Below is a block of data; give all of it again word for word.

**STORED ROWS**:
════

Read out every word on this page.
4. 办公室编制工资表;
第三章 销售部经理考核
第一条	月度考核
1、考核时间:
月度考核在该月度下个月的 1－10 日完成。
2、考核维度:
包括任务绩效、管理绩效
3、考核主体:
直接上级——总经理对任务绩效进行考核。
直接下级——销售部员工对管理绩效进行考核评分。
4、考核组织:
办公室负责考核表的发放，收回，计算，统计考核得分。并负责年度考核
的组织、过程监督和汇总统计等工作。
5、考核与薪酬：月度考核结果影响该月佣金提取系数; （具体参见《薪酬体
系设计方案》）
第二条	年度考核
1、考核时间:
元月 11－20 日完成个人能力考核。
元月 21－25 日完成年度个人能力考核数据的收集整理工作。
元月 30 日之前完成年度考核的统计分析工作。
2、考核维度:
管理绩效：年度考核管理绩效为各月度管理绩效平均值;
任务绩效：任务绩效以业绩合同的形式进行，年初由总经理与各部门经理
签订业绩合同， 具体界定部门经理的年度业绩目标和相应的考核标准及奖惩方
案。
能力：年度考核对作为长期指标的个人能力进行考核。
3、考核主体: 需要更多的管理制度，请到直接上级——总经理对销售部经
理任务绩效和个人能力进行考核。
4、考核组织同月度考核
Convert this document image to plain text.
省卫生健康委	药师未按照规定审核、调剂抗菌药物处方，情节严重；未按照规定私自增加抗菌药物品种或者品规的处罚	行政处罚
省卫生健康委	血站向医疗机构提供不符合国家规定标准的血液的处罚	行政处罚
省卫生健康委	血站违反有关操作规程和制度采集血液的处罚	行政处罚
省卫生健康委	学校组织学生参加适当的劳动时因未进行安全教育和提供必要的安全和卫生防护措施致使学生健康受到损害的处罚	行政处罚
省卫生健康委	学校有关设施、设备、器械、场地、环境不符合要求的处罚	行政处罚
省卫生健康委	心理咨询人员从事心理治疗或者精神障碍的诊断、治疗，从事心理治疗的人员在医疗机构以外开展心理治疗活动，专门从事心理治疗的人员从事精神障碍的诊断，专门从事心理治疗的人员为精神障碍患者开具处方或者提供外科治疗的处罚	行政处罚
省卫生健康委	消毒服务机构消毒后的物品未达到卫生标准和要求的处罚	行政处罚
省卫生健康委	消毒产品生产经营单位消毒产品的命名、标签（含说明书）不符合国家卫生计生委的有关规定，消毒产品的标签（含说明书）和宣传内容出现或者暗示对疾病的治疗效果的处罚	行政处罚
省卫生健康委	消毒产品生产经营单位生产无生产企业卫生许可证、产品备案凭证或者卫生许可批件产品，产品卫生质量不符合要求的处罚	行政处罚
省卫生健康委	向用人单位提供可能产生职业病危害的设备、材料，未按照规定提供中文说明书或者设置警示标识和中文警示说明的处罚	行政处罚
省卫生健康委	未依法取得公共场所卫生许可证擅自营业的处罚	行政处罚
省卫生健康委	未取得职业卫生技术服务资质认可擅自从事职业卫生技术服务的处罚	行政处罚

════

**COMPLETE ANSWER**:
Read out every word on this page.
4. 办公室编制工资表;
第三章 销售部经理考核
第一条	月度考核
1、考核时间:
月度考核在该月度下个月的 1－10 日完成。
2、考核维度:
包括任务绩效、管理绩效
3、考核主体:
直接上级——总经理对任务绩效进行考核。
直接下级——销售部员工对管理绩效进行考核评分。
4、考核组织:
办公室负责考核表的发放，收回，计算，统计考核得分。并负责年度考核
的组织、过程监督和汇总统计等工作。
5、考核与薪酬：月度考核结果影响该月佣金提取系数; （具体参见《薪酬体
系设计方案》）
第二条	年度考核
1、考核时间:
元月 11－20 日完成个人能力考核。
元月 21－25 日完成年度个人能力考核数据的收集整理工作。
元月 30 日之前完成年度考核的统计分析工作。
2、考核维度:
管理绩效：年度考核管理绩效为各月度管理绩效平均值;
任务绩效：任务绩效以业绩合同的形式进行，年初由总经理与各部门经理
签订业绩合同， 具体界定部门经理的年度业绩目标和相应的考核标准及奖惩方
案。
能力：年度考核对作为长期指标的个人能力进行考核。
3、考核主体: 需要更多的管理制度，请到直接上级——总经理对销售部经
理任务绩效和个人能力进行考核。
4、考核组织同月度考核
Convert this document image to plain text.
省卫生健康委	药师未按照规定审核、调剂抗菌药物处方，情节严重；未按照规定私自增加抗菌药物品种或者品规的处罚	行政处罚
省卫生健康委	血站向医疗机构提供不符合国家规定标准的血液的处罚	行政处罚
省卫生健康委	血站违反有关操作规程和制度采集血液的处罚	行政处罚
省卫生健康委	学校组织学生参加适当的劳动时因未进行安全教育和提供必要的安全和卫生防护措施致使学生健康受到损害的处罚	行政处罚
省卫生健康委	学校有关设施、设备、器械、场地、环境不符合要求的处罚	行政处罚
省卫生健康委	心理咨询人员从事心理治疗或者精神障碍的诊断、治疗，从事心理治疗的人员在医疗机构以外开展心理治疗活动，专门从事心理治疗的人员从事精神障碍的诊断，专门从事心理治疗的人员为精神障碍患者开具处方或者提供外科治疗的处罚	行政处罚
省卫生健康委	消毒服务机构消毒后的物品未达到卫生标准和要求的处罚	行政处罚
省卫生健康委	消毒产品生产经营单位消毒产品的命名、标签（含说明书）不符合国家卫生计生委的有关规定，消毒产品的标签（含说明书）和宣传内容出现或者暗示对疾病的治疗效果的处罚	行政处罚
省卫生健康委	消毒产品生产经营单位生产无生产企业卫生许可证、产品备案凭证或者卫生许可批件产品，产品卫生质量不符合要求的处罚	行政处罚
省卫生健康委	向用人单位提供可能产生职业病危害的设备、材料，未按照规定提供中文说明书或者设置警示标识和中文警示说明的处罚	行政处罚
省卫生健康委	未依法取得公共场所卫生许可证擅自营业的处罚	行政处罚
省卫生健康委	未取得职业卫生技术服务资质认可擅自从事职业卫生技术服务的处罚	行政处罚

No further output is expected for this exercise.